:: Data provided ::
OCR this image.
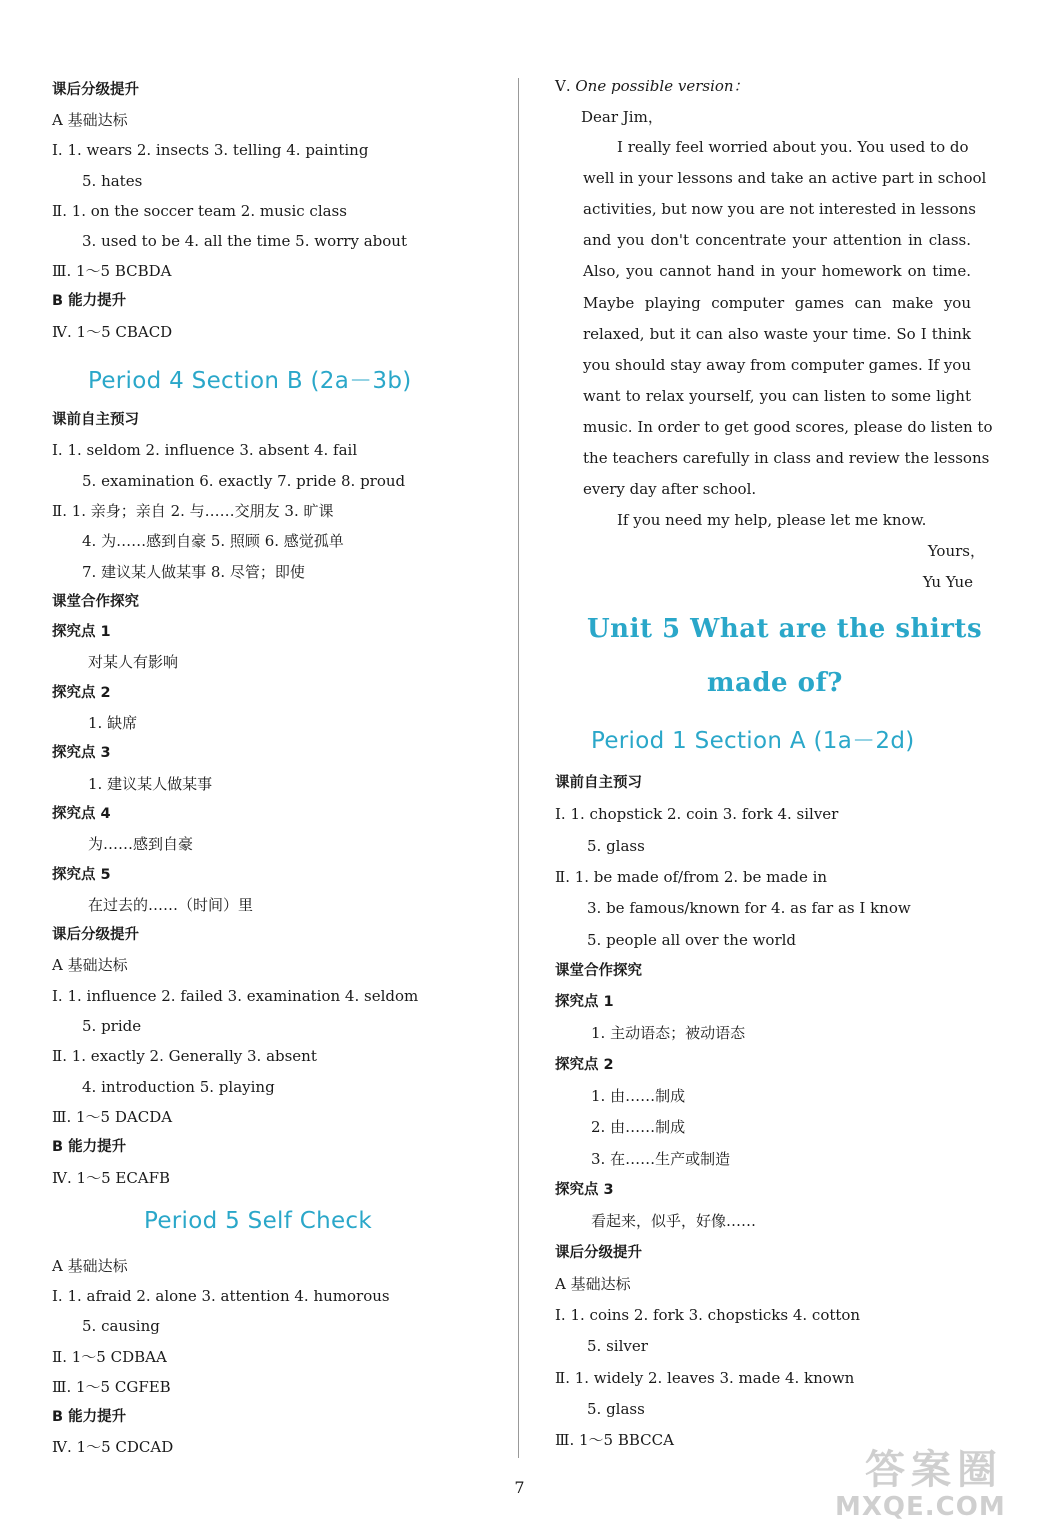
课后分级提升
A 基础达标
Ⅰ. 1. wears 2. insects 3. telling 4. painting
5. hates
Ⅱ. 1. on the soccer team 2. music class
3. used to be 4. all the time 5. worry about
Ⅲ. 1～5 BCBDA
B 能力提升
Ⅳ. 1～5 CBACD
Period 4 Section B (2a－3b)
课前自主预习
Ⅰ. 1. seldom 2. influence 3. absent 4. fail
5. examination 6. exactly 7. pride 8. proud
Ⅱ. 1. 亲身；亲自 2. 与……交朋友 3. 旷课
4. 为……感到自豪 5. 照顾 6. 感觉孤单
7. 建议某人做某事 8. 尽管；即使
课堂合作探究
探究点 1
对某人有影响
探究点 2
1. 缺席
探究点 3
1. 建议某人做某事
探究点 4
为……感到自豪
探究点 5
在过去的……（时间）里
课后分级提升
A 基础达标
Ⅰ. 1. influence 2. failed 3. examination 4. seldom
5. pride
Ⅱ. 1. exactly 2. Generally 3. absent
4. introduction 5. playing
Ⅲ. 1～5 DACDA
B 能力提升
Ⅳ. 1～5 ECAFB
Period 5 Self Check
A 基础达标
Ⅰ. 1. afraid 2. alone 3. attention 4. humorous
5. causing
Ⅱ. 1～5 CDBAA
Ⅲ. 1～5 CGFEB
B 能力提升
Ⅳ. 1～5 CDCAD
Ⅴ. One possible version：
Dear Jim，
I really feel worried about you. You used to do
well in your lessons and take an active part in school
activities, but now you are not interested in lessons
and you don't concentrate your attention in class.
Also, you cannot hand in your homework on time.
Maybe playing computer games can make you
relaxed, but it can also waste your time. So I think
you should stay away from computer games. If you
want to relax yourself, you can listen to some light
music. In order to get good scores, please do listen to
the teachers carefully in class and review the lessons
every day after school.
If you need my help, please let me know.
Yours，
Yu Yue
Unit 5 What are the shirts
made of?
Period 1 Section A (1a－2d)
课前自主预习
Ⅰ. 1. chopstick 2. coin 3. fork 4. silver
5. glass
Ⅱ. 1. be made of/from 2. be made in
3. be famous/known for 4. as far as I know
5. people all over the world
课堂合作探究
探究点 1
1. 主动语态；被动语态
探究点 2
1. 由……制成
2. 由……制成
3. 在……生产或制造
探究点 3
看起来，似乎，好像……
课后分级提升
A 基础达标
Ⅰ. 1. coins 2. fork 3. chopsticks 4. cotton
5. silver
Ⅱ. 1. widely 2. leaves 3. made 4. known
5. glass
Ⅲ. 1～5 BBCCA
7	答案圈
MXQE.COM
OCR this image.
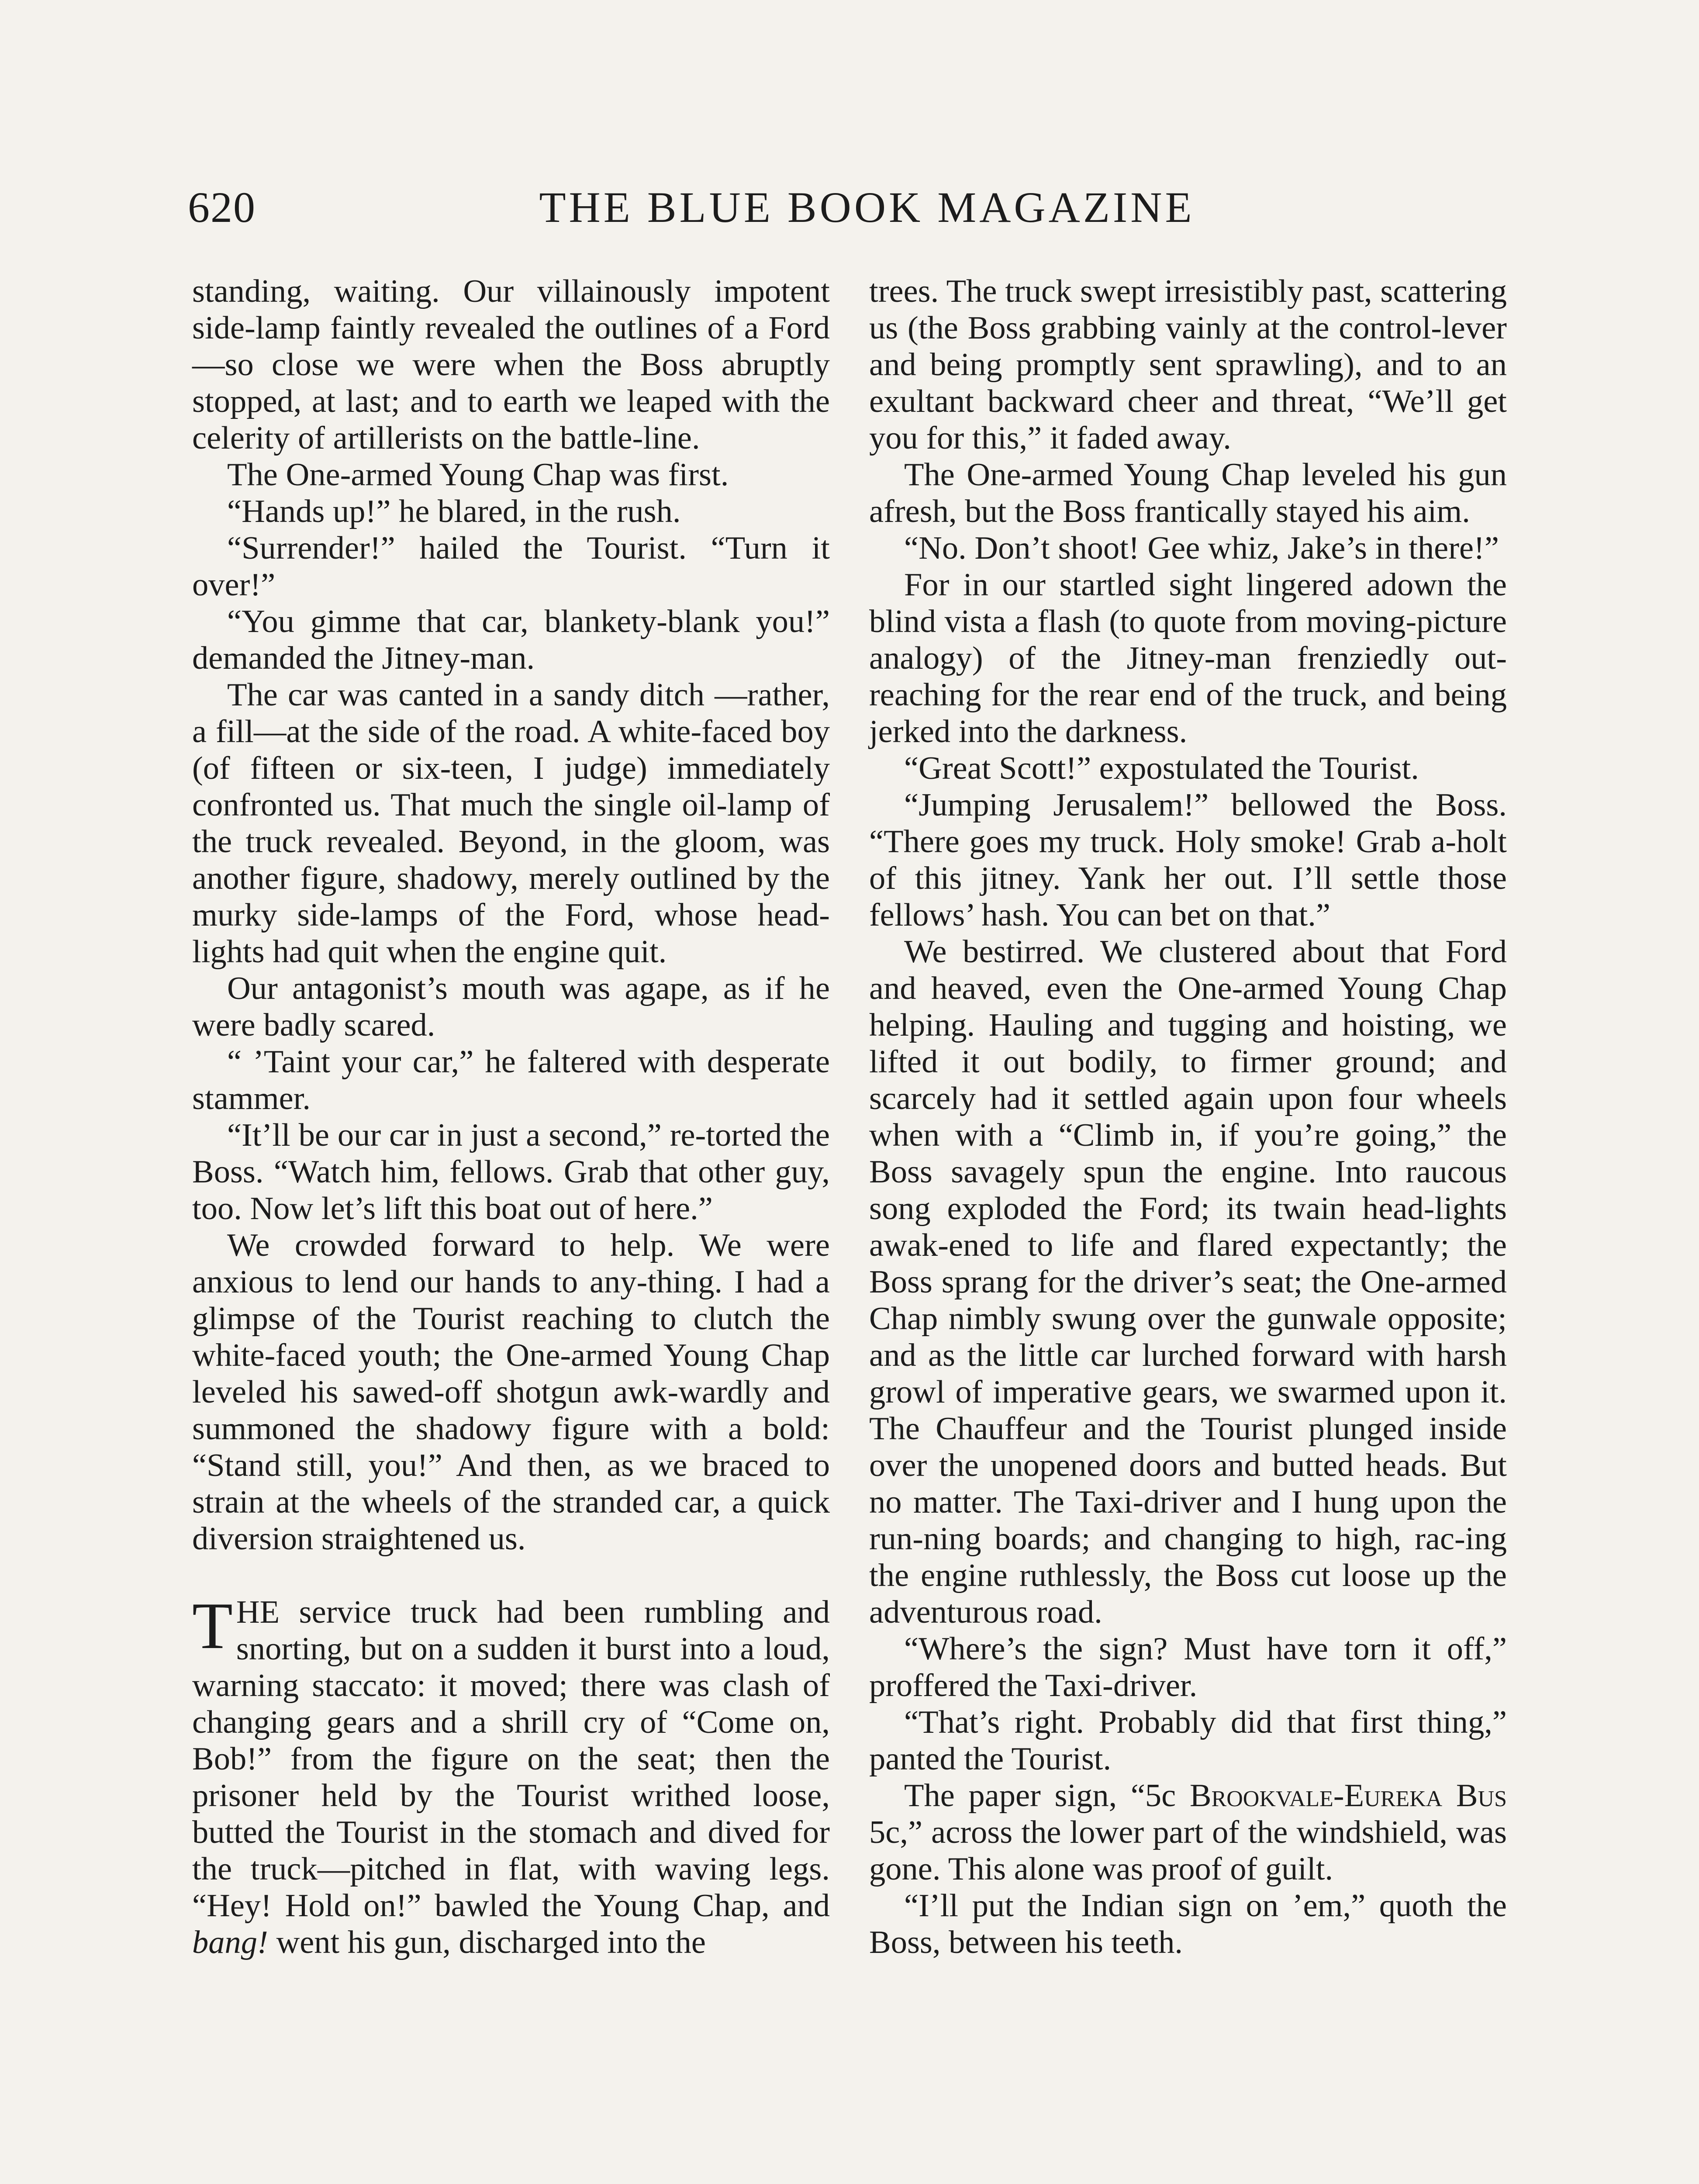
620	THE BLUE BOOK MAGAZINE

standing, waiting. Our villainously impotent side-lamp faintly revealed the outlines of a Ford—so close we were when the Boss abruptly stopped, at last; and to earth we leaped with the celerity of artillerists on the battle-line.

The One-armed Young Chap was first.

“Hands up!” he blared, in the rush.

“Surrender!” hailed the Tourist. “Turn it over!”

“You gimme that car, blankety-blank you!” demanded the Jitney-man.

The car was canted in a sandy ditch —rather, a fill—at the side of the road. A white-faced boy (of fifteen or six-teen, I judge) immediately confronted us. That much the single oil-lamp of the truck revealed. Beyond, in the gloom, was another figure, shadowy, merely outlined by the murky side-lamps of the Ford, whose head-lights had quit when the engine quit.

Our antagonist’s mouth was agape, as if he were badly scared.

“ ’Taint your car,” he faltered with desperate stammer.

“It’ll be our car in just a second,” re-torted the Boss. “Watch him, fellows. Grab that other guy, too. Now let’s lift this boat out of here.”

We crowded forward to help. We were anxious to lend our hands to any-thing. I had a glimpse of the Tourist reaching to clutch the white-faced youth; the One-armed Young Chap leveled his sawed-off shotgun awk-wardly and summoned the shadowy figure with a bold: “Stand still, you!” And then, as we braced to strain at the wheels of the stranded car, a quick diversion straightened us.

THE service truck had been rumbling and snorting, but on a sudden it burst into a loud, warning staccato: it moved; there was clash of changing gears and a shrill cry of “Come on, Bob!” from the figure on the seat; then the prisoner held by the Tourist writhed loose, butted the Tourist in the stomach and dived for the truck—pitched in flat, with waving legs. “Hey! Hold on!” bawled the Young Chap, and bang! went his gun, discharged into the

trees. The truck swept irresistibly past, scattering us (the Boss grabbing vainly at the control-lever and being promptly sent sprawling), and to an exultant backward cheer and threat, “We’ll get you for this,” it faded away.

The One-armed Young Chap leveled his gun afresh, but the Boss frantically stayed his aim.

“No. Don’t shoot! Gee whiz, Jake’s in there!”

For in our startled sight lingered adown the blind vista a flash (to quote from moving-picture analogy) of the Jitney-man frenziedly out-reaching for the rear end of the truck, and being jerked into the darkness.

“Great Scott!” expostulated the Tourist.

“Jumping Jerusalem!” bellowed the Boss. “There goes my truck. Holy smoke! Grab a-holt of this jitney. Yank her out. I’ll settle those fellows’ hash. You can bet on that.”

We bestirred. We clustered about that Ford and heaved, even the One-armed Young Chap helping. Hauling and tugging and hoisting, we lifted it out bodily, to firmer ground; and scarcely had it settled again upon four wheels when with a “Climb in, if you’re going,” the Boss savagely spun the engine. Into raucous song exploded the Ford; its twain head-lights awak-ened to life and flared expectantly; the Boss sprang for the driver’s seat; the One-armed Chap nimbly swung over the gunwale opposite; and as the little car lurched forward with harsh growl of imperative gears, we swarmed upon it. The Chauffeur and the Tourist plunged inside over the unopened doors and butted heads. But no matter. The Taxi-driver and I hung upon the run-ning boards; and changing to high, rac-ing the engine ruthlessly, the Boss cut loose up the adventurous road.

“Where’s the sign? Must have torn it off,” proffered the Taxi-driver.

“That’s right. Probably did that first thing,” panted the Tourist.

The paper sign, “5c Brookvale-Eureka Bus 5c,” across the lower part of the windshield, was gone. This alone was proof of guilt.

“I’ll put the Indian sign on ’em,” quoth the Boss, between his teeth.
:::
◆ Written task ◆
Single out each line of the records above with the string "alone" in it, and copy it.

◆ Answer for the task ◆
Ⅰ. 1. afraid 2. alone 3. attention 4. humorous
The paper sign, “5c Brookvale-Eureka Bus 5c,” across the lower part of the windshield, was gone. This alone was proof of guilt.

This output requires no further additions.